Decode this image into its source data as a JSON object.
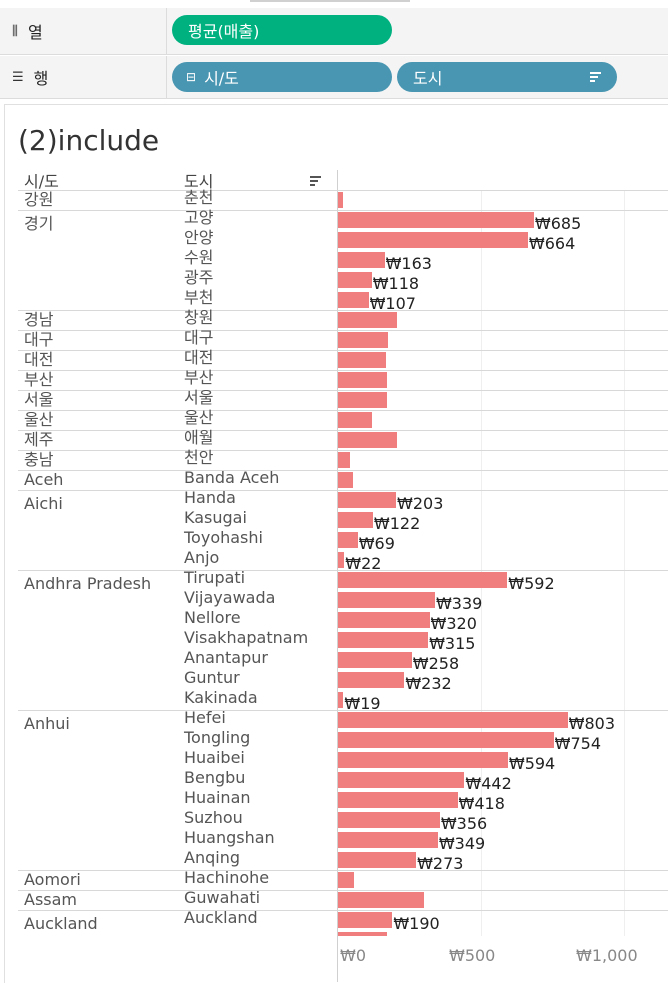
{
  "shelves": {
    "columns": {
      "label": "열",
      "icon": "columns-icon",
      "pill": "평균(매출)",
      "pill_color": "#00b180"
    },
    "rows": {
      "label": "행",
      "icon": "rows-icon",
      "pills": [
        {
          "text": "시/도",
          "icon": "collapse-icon"
        },
        {
          "text": "도시",
          "icon": "sort-icon"
        }
      ],
      "pill_color": "#4996b2"
    }
  },
  "sheet": {
    "title": "(2)include",
    "header_province": "시/도",
    "header_city": "도시"
  },
  "chart_data": {
    "type": "bar",
    "orientation": "horizontal",
    "bar_color": "#f07e7e",
    "xlim": [
      0,
      1150
    ],
    "x_ticks": [
      "₩0",
      "₩500",
      "₩1,000"
    ],
    "groups": [
      {
        "province": "강원",
        "rows": [
          {
            "city": "춘천",
            "value": 18
          }
        ]
      },
      {
        "province": "경기",
        "rows": [
          {
            "city": "고양",
            "value": 685,
            "label": "₩685"
          },
          {
            "city": "안양",
            "value": 664,
            "label": "₩664"
          },
          {
            "city": "수원",
            "value": 163,
            "label": "₩163"
          },
          {
            "city": "광주",
            "value": 118,
            "label": "₩118"
          },
          {
            "city": "부천",
            "value": 107,
            "label": "₩107"
          }
        ]
      },
      {
        "province": "경남",
        "rows": [
          {
            "city": "창원",
            "value": 205
          }
        ]
      },
      {
        "province": "대구",
        "rows": [
          {
            "city": "대구",
            "value": 176
          }
        ]
      },
      {
        "province": "대전",
        "rows": [
          {
            "city": "대전",
            "value": 168
          }
        ]
      },
      {
        "province": "부산",
        "rows": [
          {
            "city": "부산",
            "value": 172
          }
        ]
      },
      {
        "province": "서울",
        "rows": [
          {
            "city": "서울",
            "value": 172
          }
        ]
      },
      {
        "province": "울산",
        "rows": [
          {
            "city": "울산",
            "value": 118
          }
        ]
      },
      {
        "province": "제주",
        "rows": [
          {
            "city": "애월",
            "value": 205
          }
        ]
      },
      {
        "province": "충남",
        "rows": [
          {
            "city": "천안",
            "value": 42
          }
        ]
      },
      {
        "province": "Aceh",
        "rows": [
          {
            "city": "Banda Aceh",
            "value": 52
          }
        ]
      },
      {
        "province": "Aichi",
        "rows": [
          {
            "city": "Handa",
            "value": 203,
            "label": "₩203"
          },
          {
            "city": "Kasugai",
            "value": 122,
            "label": "₩122"
          },
          {
            "city": "Toyohashi",
            "value": 69,
            "label": "₩69"
          },
          {
            "city": "Anjo",
            "value": 22,
            "label": "₩22"
          }
        ]
      },
      {
        "province": "Andhra Pradesh",
        "rows": [
          {
            "city": "Tirupati",
            "value": 592,
            "label": "₩592"
          },
          {
            "city": "Vijayawada",
            "value": 339,
            "label": "₩339"
          },
          {
            "city": "Nellore",
            "value": 320,
            "label": "₩320"
          },
          {
            "city": "Visakhapatnam",
            "value": 315,
            "label": "₩315"
          },
          {
            "city": "Anantapur",
            "value": 258,
            "label": "₩258"
          },
          {
            "city": "Guntur",
            "value": 232,
            "label": "₩232"
          },
          {
            "city": "Kakinada",
            "value": 19,
            "label": "₩19"
          }
        ]
      },
      {
        "province": "Anhui",
        "rows": [
          {
            "city": "Hefei",
            "value": 803,
            "label": "₩803"
          },
          {
            "city": "Tongling",
            "value": 754,
            "label": "₩754"
          },
          {
            "city": "Huaibei",
            "value": 594,
            "label": "₩594"
          },
          {
            "city": "Bengbu",
            "value": 442,
            "label": "₩442"
          },
          {
            "city": "Huainan",
            "value": 418,
            "label": "₩418"
          },
          {
            "city": "Suzhou",
            "value": 356,
            "label": "₩356"
          },
          {
            "city": "Huangshan",
            "value": 349,
            "label": "₩349"
          },
          {
            "city": "Anqing",
            "value": 273,
            "label": "₩273"
          }
        ]
      },
      {
        "province": "Aomori",
        "rows": [
          {
            "city": "Hachinohe",
            "value": 55
          }
        ]
      },
      {
        "province": "Assam",
        "rows": [
          {
            "city": "Guwahati",
            "value": 302
          }
        ]
      },
      {
        "province": "Auckland",
        "rows": [
          {
            "city": "Auckland",
            "value": 190,
            "label": "₩190"
          },
          {
            "city": "",
            "value": 170,
            "label": ""
          }
        ]
      }
    ]
  }
}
---+---
## Aim of the task
Skip the pictures and transcribe the rest of the records exactly.

## Written answer
Decode this image into its source data as a JSON object.
{
  "shelves": {
    "columns": {
      "label": "열",
      "icon": "columns-icon",
      "pill": "평균(매출)",
      "pill_color": "#00b180"
    },
    "rows": {
      "label": "행",
      "icon": "rows-icon",
      "pills": [
        {
          "text": "시/도",
          "icon": "collapse-icon"
        },
        {
          "text": "도시",
          "icon": "sort-icon"
        }
      ],
      "pill_color": "#4996b2"
    }
  },
  "sheet": {
    "title": "(2)include",
    "header_province": "시/도",
    "header_city": "도시"
  },
  "chart_data": {
    "type": "bar",
    "orientation": "horizontal",
    "bar_color": "#f07e7e",
    "xlim": [
      0,
      1150
    ],
    "x_ticks": [
      "₩0",
      "₩500",
      "₩1,000"
    ],
    "groups": [
      {
        "province": "강원",
        "rows": [
          {
            "city": "춘천",
            "value": 18
          }
        ]
      },
      {
        "province": "경기",
        "rows": [
          {
            "city": "고양",
            "value": 685,
            "label": "₩685"
          },
          {
            "city": "안양",
            "value": 664,
            "label": "₩664"
          },
          {
            "city": "수원",
            "value": 163,
            "label": "₩163"
          },
          {
            "city": "광주",
            "value": 118,
            "label": "₩118"
          },
          {
            "city": "부천",
            "value": 107,
            "label": "₩107"
          }
        ]
      },
      {
        "province": "경남",
        "rows": [
          {
            "city": "창원",
            "value": 205
          }
        ]
      },
      {
        "province": "대구",
        "rows": [
          {
            "city": "대구",
            "value": 176
          }
        ]
      },
      {
        "province": "대전",
        "rows": [
          {
            "city": "대전",
            "value": 168
          }
        ]
      },
      {
        "province": "부산",
        "rows": [
          {
            "city": "부산",
            "value": 172
          }
        ]
      },
      {
        "province": "서울",
        "rows": [
          {
            "city": "서울",
            "value": 172
          }
        ]
      },
      {
        "province": "울산",
        "rows": [
          {
            "city": "울산",
            "value": 118
          }
        ]
      },
      {
        "province": "제주",
        "rows": [
          {
            "city": "애월",
            "value": 205
          }
        ]
      },
      {
        "province": "충남",
        "rows": [
          {
            "city": "천안",
            "value": 42
          }
        ]
      },
      {
        "province": "Aceh",
        "rows": [
          {
            "city": "Banda Aceh",
            "value": 52
          }
        ]
      },
      {
        "province": "Aichi",
        "rows": [
          {
            "city": "Handa",
            "value": 203,
            "label": "₩203"
          },
          {
            "city": "Kasugai",
            "value": 122,
            "label": "₩122"
          },
          {
            "city": "Toyohashi",
            "value": 69,
            "label": "₩69"
          },
          {
            "city": "Anjo",
            "value": 22,
            "label": "₩22"
          }
        ]
      },
      {
        "province": "Andhra Pradesh",
        "rows": [
          {
            "city": "Tirupati",
            "value": 592,
            "label": "₩592"
          },
          {
            "city": "Vijayawada",
            "value": 339,
            "label": "₩339"
          },
          {
            "city": "Nellore",
            "value": 320,
            "label": "₩320"
          },
          {
            "city": "Visakhapatnam",
            "value": 315,
            "label": "₩315"
          },
          {
            "city": "Anantapur",
            "value": 258,
            "label": "₩258"
          },
          {
            "city": "Guntur",
            "value": 232,
            "label": "₩232"
          },
          {
            "city": "Kakinada",
            "value": 19,
            "label": "₩19"
          }
        ]
      },
      {
        "province": "Anhui",
        "rows": [
          {
            "city": "Hefei",
            "value": 803,
            "label": "₩803"
          },
          {
            "city": "Tongling",
            "value": 754,
            "label": "₩754"
          },
          {
            "city": "Huaibei",
            "value": 594,
            "label": "₩594"
          },
          {
            "city": "Bengbu",
            "value": 442,
            "label": "₩442"
          },
          {
            "city": "Huainan",
            "value": 418,
            "label": "₩418"
          },
          {
            "city": "Suzhou",
            "value": 356,
            "label": "₩356"
          },
          {
            "city": "Huangshan",
            "value": 349,
            "label": "₩349"
          },
          {
            "city": "Anqing",
            "value": 273,
            "label": "₩273"
          }
        ]
      },
      {
        "province": "Aomori",
        "rows": [
          {
            "city": "Hachinohe",
            "value": 55
          }
        ]
      },
      {
        "province": "Assam",
        "rows": [
          {
            "city": "Guwahati",
            "value": 302
          }
        ]
      },
      {
        "province": "Auckland",
        "rows": [
          {
            "city": "Auckland",
            "value": 190,
            "label": "₩190"
          },
          {
            "city": "",
            "value": 170,
            "label": ""
          }
        ]
      }
    ]
  }
}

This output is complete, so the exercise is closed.